INSTRUCTION: Quote all of the data that follows exactly as written, skipping the images.

(Raw records)

* * * * * * * * *

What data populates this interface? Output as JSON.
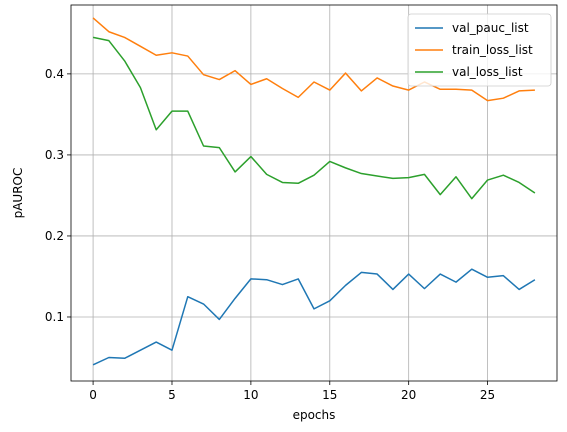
{
  "chart_data": {
    "type": "line",
    "title": "",
    "xlabel": "epochs",
    "ylabel": "pAUROC",
    "xlim": [
      -1.4,
      29.4
    ],
    "ylim": [
      0.021,
      0.485
    ],
    "x_ticks": [
      0,
      5,
      10,
      15,
      20,
      25
    ],
    "x_tick_labels": [
      "0",
      "5",
      "10",
      "15",
      "20",
      "25"
    ],
    "y_ticks": [
      0.1,
      0.2,
      0.3,
      0.4
    ],
    "y_tick_labels": [
      "0.1",
      "0.2",
      "0.3",
      "0.4"
    ],
    "grid": true,
    "legend_position": "top-right",
    "x": [
      0,
      1,
      2,
      3,
      4,
      5,
      6,
      7,
      8,
      9,
      10,
      11,
      12,
      13,
      14,
      15,
      16,
      17,
      18,
      19,
      20,
      21,
      22,
      23,
      24,
      25,
      26,
      27,
      28
    ],
    "series": [
      {
        "name": "val_pauc_list",
        "color": "#1f77b4",
        "values": [
          0.041,
          0.05,
          0.049,
          0.059,
          0.069,
          0.059,
          0.125,
          0.116,
          0.097,
          0.123,
          0.147,
          0.146,
          0.14,
          0.147,
          0.11,
          0.12,
          0.139,
          0.155,
          0.153,
          0.134,
          0.153,
          0.135,
          0.153,
          0.143,
          0.159,
          0.149,
          0.151,
          0.134,
          0.146
        ]
      },
      {
        "name": "train_loss_list",
        "color": "#ff7f0e",
        "values": [
          0.469,
          0.452,
          0.445,
          0.434,
          0.423,
          0.426,
          0.422,
          0.399,
          0.393,
          0.404,
          0.387,
          0.394,
          0.382,
          0.371,
          0.39,
          0.38,
          0.401,
          0.379,
          0.395,
          0.385,
          0.38,
          0.39,
          0.381,
          0.381,
          0.38,
          0.367,
          0.37,
          0.379,
          0.38
        ]
      },
      {
        "name": "val_loss_list",
        "color": "#2ca02c",
        "values": [
          0.445,
          0.441,
          0.416,
          0.383,
          0.331,
          0.354,
          0.354,
          0.311,
          0.309,
          0.279,
          0.298,
          0.276,
          0.266,
          0.265,
          0.275,
          0.292,
          0.284,
          0.277,
          0.274,
          0.271,
          0.272,
          0.276,
          0.251,
          0.273,
          0.246,
          0.269,
          0.275,
          0.266,
          0.253
        ]
      }
    ]
  }
}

* * * * * * * * *

REPLY TO THE EXERCISE:
What data populates this interface? Output as JSON.
{
  "chart_data": {
    "type": "line",
    "title": "",
    "xlabel": "epochs",
    "ylabel": "pAUROC",
    "xlim": [
      -1.4,
      29.4
    ],
    "ylim": [
      0.021,
      0.485
    ],
    "x_ticks": [
      0,
      5,
      10,
      15,
      20,
      25
    ],
    "x_tick_labels": [
      "0",
      "5",
      "10",
      "15",
      "20",
      "25"
    ],
    "y_ticks": [
      0.1,
      0.2,
      0.3,
      0.4
    ],
    "y_tick_labels": [
      "0.1",
      "0.2",
      "0.3",
      "0.4"
    ],
    "grid": true,
    "legend_position": "top-right",
    "x": [
      0,
      1,
      2,
      3,
      4,
      5,
      6,
      7,
      8,
      9,
      10,
      11,
      12,
      13,
      14,
      15,
      16,
      17,
      18,
      19,
      20,
      21,
      22,
      23,
      24,
      25,
      26,
      27,
      28
    ],
    "series": [
      {
        "name": "val_pauc_list",
        "color": "#1f77b4",
        "values": [
          0.041,
          0.05,
          0.049,
          0.059,
          0.069,
          0.059,
          0.125,
          0.116,
          0.097,
          0.123,
          0.147,
          0.146,
          0.14,
          0.147,
          0.11,
          0.12,
          0.139,
          0.155,
          0.153,
          0.134,
          0.153,
          0.135,
          0.153,
          0.143,
          0.159,
          0.149,
          0.151,
          0.134,
          0.146
        ]
      },
      {
        "name": "train_loss_list",
        "color": "#ff7f0e",
        "values": [
          0.469,
          0.452,
          0.445,
          0.434,
          0.423,
          0.426,
          0.422,
          0.399,
          0.393,
          0.404,
          0.387,
          0.394,
          0.382,
          0.371,
          0.39,
          0.38,
          0.401,
          0.379,
          0.395,
          0.385,
          0.38,
          0.39,
          0.381,
          0.381,
          0.38,
          0.367,
          0.37,
          0.379,
          0.38
        ]
      },
      {
        "name": "val_loss_list",
        "color": "#2ca02c",
        "values": [
          0.445,
          0.441,
          0.416,
          0.383,
          0.331,
          0.354,
          0.354,
          0.311,
          0.309,
          0.279,
          0.298,
          0.276,
          0.266,
          0.265,
          0.275,
          0.292,
          0.284,
          0.277,
          0.274,
          0.271,
          0.272,
          0.276,
          0.251,
          0.273,
          0.246,
          0.269,
          0.275,
          0.266,
          0.253
        ]
      }
    ]
  }
}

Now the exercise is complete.